Output every entry exactly as written, skipping any pictures.

— START OF Data provided —

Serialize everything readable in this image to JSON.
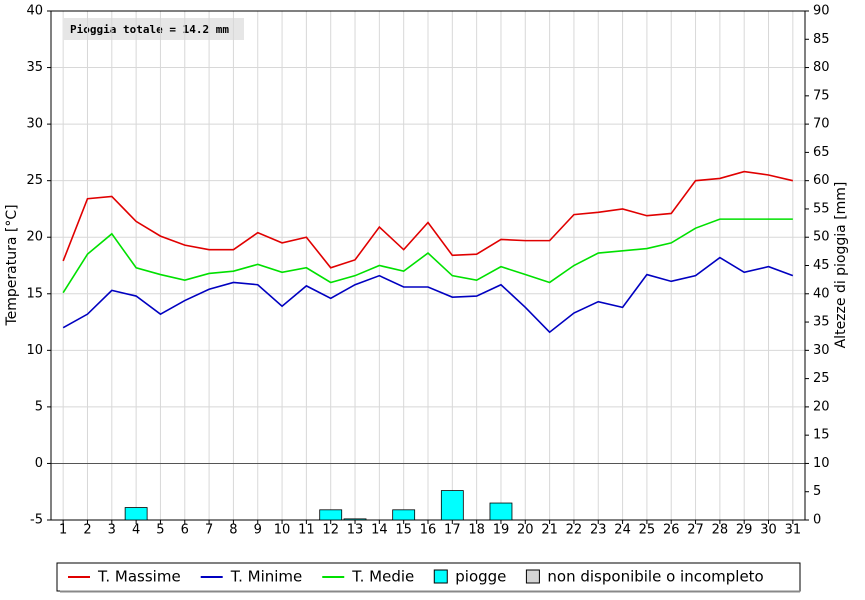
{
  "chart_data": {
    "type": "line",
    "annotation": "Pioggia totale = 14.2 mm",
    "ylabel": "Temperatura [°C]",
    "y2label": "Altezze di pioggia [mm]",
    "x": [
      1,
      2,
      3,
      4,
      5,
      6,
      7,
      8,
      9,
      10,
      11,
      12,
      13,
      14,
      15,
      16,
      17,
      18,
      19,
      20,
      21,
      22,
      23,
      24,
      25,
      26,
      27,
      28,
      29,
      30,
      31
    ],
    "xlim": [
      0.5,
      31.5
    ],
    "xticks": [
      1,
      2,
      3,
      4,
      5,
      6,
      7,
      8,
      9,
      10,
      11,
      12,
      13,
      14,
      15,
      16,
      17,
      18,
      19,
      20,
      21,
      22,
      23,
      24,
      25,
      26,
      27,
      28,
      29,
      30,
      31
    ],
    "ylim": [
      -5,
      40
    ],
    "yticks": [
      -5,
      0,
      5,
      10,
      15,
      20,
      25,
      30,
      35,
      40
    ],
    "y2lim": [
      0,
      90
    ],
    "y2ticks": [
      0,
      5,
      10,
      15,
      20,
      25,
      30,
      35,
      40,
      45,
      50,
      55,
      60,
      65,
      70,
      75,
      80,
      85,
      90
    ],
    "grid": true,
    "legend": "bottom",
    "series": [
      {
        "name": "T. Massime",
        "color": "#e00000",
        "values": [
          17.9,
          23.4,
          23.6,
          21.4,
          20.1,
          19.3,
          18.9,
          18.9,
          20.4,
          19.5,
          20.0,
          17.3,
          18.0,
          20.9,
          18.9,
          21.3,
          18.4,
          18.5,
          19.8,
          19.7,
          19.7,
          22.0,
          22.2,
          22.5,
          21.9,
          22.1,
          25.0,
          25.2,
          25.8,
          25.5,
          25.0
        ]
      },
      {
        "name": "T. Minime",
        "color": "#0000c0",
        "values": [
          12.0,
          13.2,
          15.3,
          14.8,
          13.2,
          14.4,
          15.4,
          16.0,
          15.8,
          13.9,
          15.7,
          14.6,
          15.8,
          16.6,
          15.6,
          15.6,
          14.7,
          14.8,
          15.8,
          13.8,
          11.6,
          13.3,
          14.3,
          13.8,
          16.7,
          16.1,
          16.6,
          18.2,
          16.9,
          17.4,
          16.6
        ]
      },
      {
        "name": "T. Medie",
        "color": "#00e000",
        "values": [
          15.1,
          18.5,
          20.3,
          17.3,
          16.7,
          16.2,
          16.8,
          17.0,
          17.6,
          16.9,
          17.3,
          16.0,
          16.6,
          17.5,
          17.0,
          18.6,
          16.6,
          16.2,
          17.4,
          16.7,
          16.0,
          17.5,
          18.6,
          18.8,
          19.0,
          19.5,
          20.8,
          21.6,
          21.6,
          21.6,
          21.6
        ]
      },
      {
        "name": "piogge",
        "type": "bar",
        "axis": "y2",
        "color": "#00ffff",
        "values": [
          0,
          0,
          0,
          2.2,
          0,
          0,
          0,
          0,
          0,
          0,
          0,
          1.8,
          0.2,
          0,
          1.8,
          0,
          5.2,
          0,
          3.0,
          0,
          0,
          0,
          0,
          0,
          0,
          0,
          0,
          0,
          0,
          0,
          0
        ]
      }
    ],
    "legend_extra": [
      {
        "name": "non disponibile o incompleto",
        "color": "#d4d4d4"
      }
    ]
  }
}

— END OF Data provided —

§ Reply
Serialize everything readable in this image to JSON.
{
  "chart_data": {
    "type": "line",
    "annotation": "Pioggia totale = 14.2 mm",
    "ylabel": "Temperatura [°C]",
    "y2label": "Altezze di pioggia [mm]",
    "x": [
      1,
      2,
      3,
      4,
      5,
      6,
      7,
      8,
      9,
      10,
      11,
      12,
      13,
      14,
      15,
      16,
      17,
      18,
      19,
      20,
      21,
      22,
      23,
      24,
      25,
      26,
      27,
      28,
      29,
      30,
      31
    ],
    "xlim": [
      0.5,
      31.5
    ],
    "xticks": [
      1,
      2,
      3,
      4,
      5,
      6,
      7,
      8,
      9,
      10,
      11,
      12,
      13,
      14,
      15,
      16,
      17,
      18,
      19,
      20,
      21,
      22,
      23,
      24,
      25,
      26,
      27,
      28,
      29,
      30,
      31
    ],
    "ylim": [
      -5,
      40
    ],
    "yticks": [
      -5,
      0,
      5,
      10,
      15,
      20,
      25,
      30,
      35,
      40
    ],
    "y2lim": [
      0,
      90
    ],
    "y2ticks": [
      0,
      5,
      10,
      15,
      20,
      25,
      30,
      35,
      40,
      45,
      50,
      55,
      60,
      65,
      70,
      75,
      80,
      85,
      90
    ],
    "grid": true,
    "legend": "bottom",
    "series": [
      {
        "name": "T. Massime",
        "color": "#e00000",
        "values": [
          17.9,
          23.4,
          23.6,
          21.4,
          20.1,
          19.3,
          18.9,
          18.9,
          20.4,
          19.5,
          20.0,
          17.3,
          18.0,
          20.9,
          18.9,
          21.3,
          18.4,
          18.5,
          19.8,
          19.7,
          19.7,
          22.0,
          22.2,
          22.5,
          21.9,
          22.1,
          25.0,
          25.2,
          25.8,
          25.5,
          25.0
        ]
      },
      {
        "name": "T. Minime",
        "color": "#0000c0",
        "values": [
          12.0,
          13.2,
          15.3,
          14.8,
          13.2,
          14.4,
          15.4,
          16.0,
          15.8,
          13.9,
          15.7,
          14.6,
          15.8,
          16.6,
          15.6,
          15.6,
          14.7,
          14.8,
          15.8,
          13.8,
          11.6,
          13.3,
          14.3,
          13.8,
          16.7,
          16.1,
          16.6,
          18.2,
          16.9,
          17.4,
          16.6
        ]
      },
      {
        "name": "T. Medie",
        "color": "#00e000",
        "values": [
          15.1,
          18.5,
          20.3,
          17.3,
          16.7,
          16.2,
          16.8,
          17.0,
          17.6,
          16.9,
          17.3,
          16.0,
          16.6,
          17.5,
          17.0,
          18.6,
          16.6,
          16.2,
          17.4,
          16.7,
          16.0,
          17.5,
          18.6,
          18.8,
          19.0,
          19.5,
          20.8,
          21.6,
          21.6,
          21.6,
          21.6
        ]
      },
      {
        "name": "piogge",
        "type": "bar",
        "axis": "y2",
        "color": "#00ffff",
        "values": [
          0,
          0,
          0,
          2.2,
          0,
          0,
          0,
          0,
          0,
          0,
          0,
          1.8,
          0.2,
          0,
          1.8,
          0,
          5.2,
          0,
          3.0,
          0,
          0,
          0,
          0,
          0,
          0,
          0,
          0,
          0,
          0,
          0,
          0
        ]
      }
    ],
    "legend_extra": [
      {
        "name": "non disponibile o incompleto",
        "color": "#d4d4d4"
      }
    ]
  }
}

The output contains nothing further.